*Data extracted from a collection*
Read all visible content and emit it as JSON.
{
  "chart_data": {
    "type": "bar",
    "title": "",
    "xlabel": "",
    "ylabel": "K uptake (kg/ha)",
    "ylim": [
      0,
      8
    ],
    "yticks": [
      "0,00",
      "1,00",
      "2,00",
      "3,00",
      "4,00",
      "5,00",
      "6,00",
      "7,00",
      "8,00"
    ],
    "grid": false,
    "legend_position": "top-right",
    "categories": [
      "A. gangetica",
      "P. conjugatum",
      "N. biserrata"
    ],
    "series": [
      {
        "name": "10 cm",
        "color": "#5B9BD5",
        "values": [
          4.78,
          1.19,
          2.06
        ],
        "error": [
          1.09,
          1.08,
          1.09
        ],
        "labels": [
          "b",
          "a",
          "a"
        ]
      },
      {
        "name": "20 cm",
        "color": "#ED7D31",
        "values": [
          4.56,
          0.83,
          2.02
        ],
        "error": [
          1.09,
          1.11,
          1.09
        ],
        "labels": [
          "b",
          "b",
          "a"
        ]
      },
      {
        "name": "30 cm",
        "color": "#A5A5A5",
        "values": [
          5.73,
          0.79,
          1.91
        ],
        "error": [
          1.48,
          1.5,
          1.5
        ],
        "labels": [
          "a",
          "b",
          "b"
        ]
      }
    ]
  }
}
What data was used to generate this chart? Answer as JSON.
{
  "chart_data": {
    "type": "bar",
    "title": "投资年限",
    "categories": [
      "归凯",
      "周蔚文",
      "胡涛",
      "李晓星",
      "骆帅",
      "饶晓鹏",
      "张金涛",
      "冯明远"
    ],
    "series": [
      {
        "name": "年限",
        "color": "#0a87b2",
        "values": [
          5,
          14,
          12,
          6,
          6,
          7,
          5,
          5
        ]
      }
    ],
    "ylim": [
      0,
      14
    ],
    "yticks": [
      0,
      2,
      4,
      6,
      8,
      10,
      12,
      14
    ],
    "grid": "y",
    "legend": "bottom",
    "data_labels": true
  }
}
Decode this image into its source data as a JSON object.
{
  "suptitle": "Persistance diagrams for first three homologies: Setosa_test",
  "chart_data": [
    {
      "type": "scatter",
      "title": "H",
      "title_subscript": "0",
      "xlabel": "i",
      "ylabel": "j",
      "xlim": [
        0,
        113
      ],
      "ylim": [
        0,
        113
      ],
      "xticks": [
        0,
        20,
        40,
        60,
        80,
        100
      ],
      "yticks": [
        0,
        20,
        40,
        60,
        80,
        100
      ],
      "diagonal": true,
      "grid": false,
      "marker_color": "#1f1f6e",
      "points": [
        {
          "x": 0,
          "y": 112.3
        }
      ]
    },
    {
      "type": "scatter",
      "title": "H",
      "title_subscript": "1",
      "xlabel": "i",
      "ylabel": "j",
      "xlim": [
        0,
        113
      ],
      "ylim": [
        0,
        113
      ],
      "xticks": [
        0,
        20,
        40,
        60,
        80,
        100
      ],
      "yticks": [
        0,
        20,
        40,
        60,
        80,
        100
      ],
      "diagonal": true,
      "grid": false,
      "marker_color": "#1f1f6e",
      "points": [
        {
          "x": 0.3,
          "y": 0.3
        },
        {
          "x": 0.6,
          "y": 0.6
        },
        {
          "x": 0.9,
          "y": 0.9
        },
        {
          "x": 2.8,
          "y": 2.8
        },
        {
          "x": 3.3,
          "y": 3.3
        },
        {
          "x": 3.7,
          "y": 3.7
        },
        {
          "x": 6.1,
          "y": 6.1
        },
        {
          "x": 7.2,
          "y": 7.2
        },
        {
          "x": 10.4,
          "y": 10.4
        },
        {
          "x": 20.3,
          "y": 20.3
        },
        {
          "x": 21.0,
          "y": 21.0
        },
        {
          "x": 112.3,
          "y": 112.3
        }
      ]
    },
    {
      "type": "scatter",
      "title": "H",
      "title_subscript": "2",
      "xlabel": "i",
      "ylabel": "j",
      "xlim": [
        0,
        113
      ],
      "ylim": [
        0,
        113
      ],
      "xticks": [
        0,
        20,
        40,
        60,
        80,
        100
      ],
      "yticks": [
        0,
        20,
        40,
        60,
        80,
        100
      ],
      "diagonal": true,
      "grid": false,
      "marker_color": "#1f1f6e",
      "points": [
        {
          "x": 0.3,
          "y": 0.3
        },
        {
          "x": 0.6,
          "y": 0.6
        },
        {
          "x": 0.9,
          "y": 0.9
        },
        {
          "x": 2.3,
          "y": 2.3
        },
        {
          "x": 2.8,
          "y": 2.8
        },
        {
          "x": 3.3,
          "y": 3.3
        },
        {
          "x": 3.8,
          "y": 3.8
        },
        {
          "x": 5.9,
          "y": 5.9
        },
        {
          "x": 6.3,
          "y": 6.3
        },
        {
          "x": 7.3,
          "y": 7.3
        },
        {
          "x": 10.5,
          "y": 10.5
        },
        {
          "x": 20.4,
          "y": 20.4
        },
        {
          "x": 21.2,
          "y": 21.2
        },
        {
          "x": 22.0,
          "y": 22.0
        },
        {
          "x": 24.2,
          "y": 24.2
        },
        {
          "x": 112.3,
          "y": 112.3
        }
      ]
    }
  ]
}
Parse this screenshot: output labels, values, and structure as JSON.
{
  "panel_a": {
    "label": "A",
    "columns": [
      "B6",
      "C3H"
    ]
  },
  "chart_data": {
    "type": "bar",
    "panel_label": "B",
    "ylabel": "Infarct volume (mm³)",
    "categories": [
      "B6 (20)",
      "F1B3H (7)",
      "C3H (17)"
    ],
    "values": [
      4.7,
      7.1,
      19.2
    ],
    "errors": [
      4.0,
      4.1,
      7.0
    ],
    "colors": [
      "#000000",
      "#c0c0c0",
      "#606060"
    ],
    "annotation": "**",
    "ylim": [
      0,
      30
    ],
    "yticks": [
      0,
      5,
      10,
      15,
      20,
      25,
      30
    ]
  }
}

*WORK TO DO*
Type the whole listing again, unaltered.

*WORKED ANSWER*
Read all visible content and emit it as JSON.
{
  "chart_data": {
    "type": "bar",
    "title": "",
    "xlabel": "",
    "ylabel": "K uptake (kg/ha)",
    "ylim": [
      0,
      8
    ],
    "yticks": [
      "0,00",
      "1,00",
      "2,00",
      "3,00",
      "4,00",
      "5,00",
      "6,00",
      "7,00",
      "8,00"
    ],
    "grid": false,
    "legend_position": "top-right",
    "categories": [
      "A. gangetica",
      "P. conjugatum",
      "N. biserrata"
    ],
    "series": [
      {
        "name": "10 cm",
        "color": "#5B9BD5",
        "values": [
          4.78,
          1.19,
          2.06
        ],
        "error": [
          1.09,
          1.08,
          1.09
        ],
        "labels": [
          "b",
          "a",
          "a"
        ]
      },
      {
        "name": "20 cm",
        "color": "#ED7D31",
        "values": [
          4.56,
          0.83,
          2.02
        ],
        "error": [
          1.09,
          1.11,
          1.09
        ],
        "labels": [
          "b",
          "b",
          "a"
        ]
      },
      {
        "name": "30 cm",
        "color": "#A5A5A5",
        "values": [
          5.73,
          0.79,
          1.91
        ],
        "error": [
          1.48,
          1.5,
          1.5
        ],
        "labels": [
          "a",
          "b",
          "b"
        ]
      }
    ]
  }
}
What data was used to generate this chart? Answer as JSON.
{
  "chart_data": {
    "type": "bar",
    "title": "投资年限",
    "categories": [
      "归凯",
      "周蔚文",
      "胡涛",
      "李晓星",
      "骆帅",
      "饶晓鹏",
      "张金涛",
      "冯明远"
    ],
    "series": [
      {
        "name": "年限",
        "color": "#0a87b2",
        "values": [
          5,
          14,
          12,
          6,
          6,
          7,
          5,
          5
        ]
      }
    ],
    "ylim": [
      0,
      14
    ],
    "yticks": [
      0,
      2,
      4,
      6,
      8,
      10,
      12,
      14
    ],
    "grid": "y",
    "legend": "bottom",
    "data_labels": true
  }
}
Decode this image into its source data as a JSON object.
{
  "suptitle": "Persistance diagrams for first three homologies: Setosa_test",
  "chart_data": [
    {
      "type": "scatter",
      "title": "H",
      "title_subscript": "0",
      "xlabel": "i",
      "ylabel": "j",
      "xlim": [
        0,
        113
      ],
      "ylim": [
        0,
        113
      ],
      "xticks": [
        0,
        20,
        40,
        60,
        80,
        100
      ],
      "yticks": [
        0,
        20,
        40,
        60,
        80,
        100
      ],
      "diagonal": true,
      "grid": false,
      "marker_color": "#1f1f6e",
      "points": [
        {
          "x": 0,
          "y": 112.3
        }
      ]
    },
    {
      "type": "scatter",
      "title": "H",
      "title_subscript": "1",
      "xlabel": "i",
      "ylabel": "j",
      "xlim": [
        0,
        113
      ],
      "ylim": [
        0,
        113
      ],
      "xticks": [
        0,
        20,
        40,
        60,
        80,
        100
      ],
      "yticks": [
        0,
        20,
        40,
        60,
        80,
        100
      ],
      "diagonal": true,
      "grid": false,
      "marker_color": "#1f1f6e",
      "points": [
        {
          "x": 0.3,
          "y": 0.3
        },
        {
          "x": 0.6,
          "y": 0.6
        },
        {
          "x": 0.9,
          "y": 0.9
        },
        {
          "x": 2.8,
          "y": 2.8
        },
        {
          "x": 3.3,
          "y": 3.3
        },
        {
          "x": 3.7,
          "y": 3.7
        },
        {
          "x": 6.1,
          "y": 6.1
        },
        {
          "x": 7.2,
          "y": 7.2
        },
        {
          "x": 10.4,
          "y": 10.4
        },
        {
          "x": 20.3,
          "y": 20.3
        },
        {
          "x": 21.0,
          "y": 21.0
        },
        {
          "x": 112.3,
          "y": 112.3
        }
      ]
    },
    {
      "type": "scatter",
      "title": "H",
      "title_subscript": "2",
      "xlabel": "i",
      "ylabel": "j",
      "xlim": [
        0,
        113
      ],
      "ylim": [
        0,
        113
      ],
      "xticks": [
        0,
        20,
        40,
        60,
        80,
        100
      ],
      "yticks": [
        0,
        20,
        40,
        60,
        80,
        100
      ],
      "diagonal": true,
      "grid": false,
      "marker_color": "#1f1f6e",
      "points": [
        {
          "x": 0.3,
          "y": 0.3
        },
        {
          "x": 0.6,
          "y": 0.6
        },
        {
          "x": 0.9,
          "y": 0.9
        },
        {
          "x": 2.3,
          "y": 2.3
        },
        {
          "x": 2.8,
          "y": 2.8
        },
        {
          "x": 3.3,
          "y": 3.3
        },
        {
          "x": 3.8,
          "y": 3.8
        },
        {
          "x": 5.9,
          "y": 5.9
        },
        {
          "x": 6.3,
          "y": 6.3
        },
        {
          "x": 7.3,
          "y": 7.3
        },
        {
          "x": 10.5,
          "y": 10.5
        },
        {
          "x": 20.4,
          "y": 20.4
        },
        {
          "x": 21.2,
          "y": 21.2
        },
        {
          "x": 22.0,
          "y": 22.0
        },
        {
          "x": 24.2,
          "y": 24.2
        },
        {
          "x": 112.3,
          "y": 112.3
        }
      ]
    }
  ]
}
Parse this screenshot: output labels, values, and structure as JSON.
{
  "panel_a": {
    "label": "A",
    "columns": [
      "B6",
      "C3H"
    ]
  },
  "chart_data": {
    "type": "bar",
    "panel_label": "B",
    "ylabel": "Infarct volume (mm³)",
    "categories": [
      "B6 (20)",
      "F1B3H (7)",
      "C3H (17)"
    ],
    "values": [
      4.7,
      7.1,
      19.2
    ],
    "errors": [
      4.0,
      4.1,
      7.0
    ],
    "colors": [
      "#000000",
      "#c0c0c0",
      "#606060"
    ],
    "annotation": "**",
    "ylim": [
      0,
      30
    ],
    "yticks": [
      0,
      5,
      10,
      15,
      20,
      25,
      30
    ]
  }
}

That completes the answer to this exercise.